Records from a data collection
»»

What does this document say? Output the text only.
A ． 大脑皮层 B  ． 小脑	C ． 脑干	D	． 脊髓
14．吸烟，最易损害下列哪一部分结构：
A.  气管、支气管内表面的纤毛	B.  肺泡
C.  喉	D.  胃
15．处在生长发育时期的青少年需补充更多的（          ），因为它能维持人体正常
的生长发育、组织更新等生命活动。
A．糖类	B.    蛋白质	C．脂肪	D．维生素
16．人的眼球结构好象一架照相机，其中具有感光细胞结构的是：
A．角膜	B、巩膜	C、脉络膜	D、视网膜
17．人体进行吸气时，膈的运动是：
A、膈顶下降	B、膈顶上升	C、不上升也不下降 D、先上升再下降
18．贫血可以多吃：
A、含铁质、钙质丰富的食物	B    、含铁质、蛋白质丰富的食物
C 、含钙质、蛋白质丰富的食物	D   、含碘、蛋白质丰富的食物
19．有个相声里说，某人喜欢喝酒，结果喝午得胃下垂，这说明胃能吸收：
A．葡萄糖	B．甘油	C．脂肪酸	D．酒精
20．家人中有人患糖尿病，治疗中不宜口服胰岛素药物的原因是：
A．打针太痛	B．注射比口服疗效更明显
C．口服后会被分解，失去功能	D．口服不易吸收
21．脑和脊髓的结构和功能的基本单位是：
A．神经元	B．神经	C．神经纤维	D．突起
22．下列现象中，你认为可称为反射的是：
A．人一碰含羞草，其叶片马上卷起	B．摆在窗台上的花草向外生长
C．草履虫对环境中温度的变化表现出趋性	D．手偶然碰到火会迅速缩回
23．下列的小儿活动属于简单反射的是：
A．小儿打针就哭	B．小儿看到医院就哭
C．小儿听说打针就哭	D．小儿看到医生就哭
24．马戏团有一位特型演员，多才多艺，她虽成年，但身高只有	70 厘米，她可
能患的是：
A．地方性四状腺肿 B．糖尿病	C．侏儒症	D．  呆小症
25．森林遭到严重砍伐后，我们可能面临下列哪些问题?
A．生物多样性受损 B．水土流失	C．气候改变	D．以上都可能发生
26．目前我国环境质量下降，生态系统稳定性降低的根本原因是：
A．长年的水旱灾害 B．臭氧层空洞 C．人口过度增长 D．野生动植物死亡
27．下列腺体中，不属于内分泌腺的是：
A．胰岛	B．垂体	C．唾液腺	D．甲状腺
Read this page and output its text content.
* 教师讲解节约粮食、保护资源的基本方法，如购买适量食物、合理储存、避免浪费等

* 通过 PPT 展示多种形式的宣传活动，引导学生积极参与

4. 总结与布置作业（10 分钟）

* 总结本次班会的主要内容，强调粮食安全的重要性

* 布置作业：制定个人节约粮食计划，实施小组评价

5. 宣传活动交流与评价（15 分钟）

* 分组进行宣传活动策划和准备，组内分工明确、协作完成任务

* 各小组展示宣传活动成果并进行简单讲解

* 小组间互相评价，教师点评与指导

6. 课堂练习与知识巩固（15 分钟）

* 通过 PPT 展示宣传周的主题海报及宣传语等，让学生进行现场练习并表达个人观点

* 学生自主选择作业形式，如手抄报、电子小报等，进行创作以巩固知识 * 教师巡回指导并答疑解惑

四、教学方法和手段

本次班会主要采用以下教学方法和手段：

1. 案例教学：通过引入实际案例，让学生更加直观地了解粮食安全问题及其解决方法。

««

Goal:
Only the lines from the one with "Read this page and output its text content." through the end of the material are wanted; copy them exactly, both ends included.

Exercise result:
Read this page and output its text content.
* 教师讲解节约粮食、保护资源的基本方法，如购买适量食物、合理储存、避免浪费等

* 通过 PPT 展示多种形式的宣传活动，引导学生积极参与

4. 总结与布置作业（10 分钟）

* 总结本次班会的主要内容，强调粮食安全的重要性

* 布置作业：制定个人节约粮食计划，实施小组评价

5. 宣传活动交流与评价（15 分钟）

* 分组进行宣传活动策划和准备，组内分工明确、协作完成任务

* 各小组展示宣传活动成果并进行简单讲解

* 小组间互相评价，教师点评与指导

6. 课堂练习与知识巩固（15 分钟）

* 通过 PPT 展示宣传周的主题海报及宣传语等，让学生进行现场练习并表达个人观点

* 学生自主选择作业形式，如手抄报、电子小报等，进行创作以巩固知识 * 教师巡回指导并答疑解惑

四、教学方法和手段

本次班会主要采用以下教学方法和手段：

1. 案例教学：通过引入实际案例，让学生更加直观地了解粮食安全问题及其解决方法。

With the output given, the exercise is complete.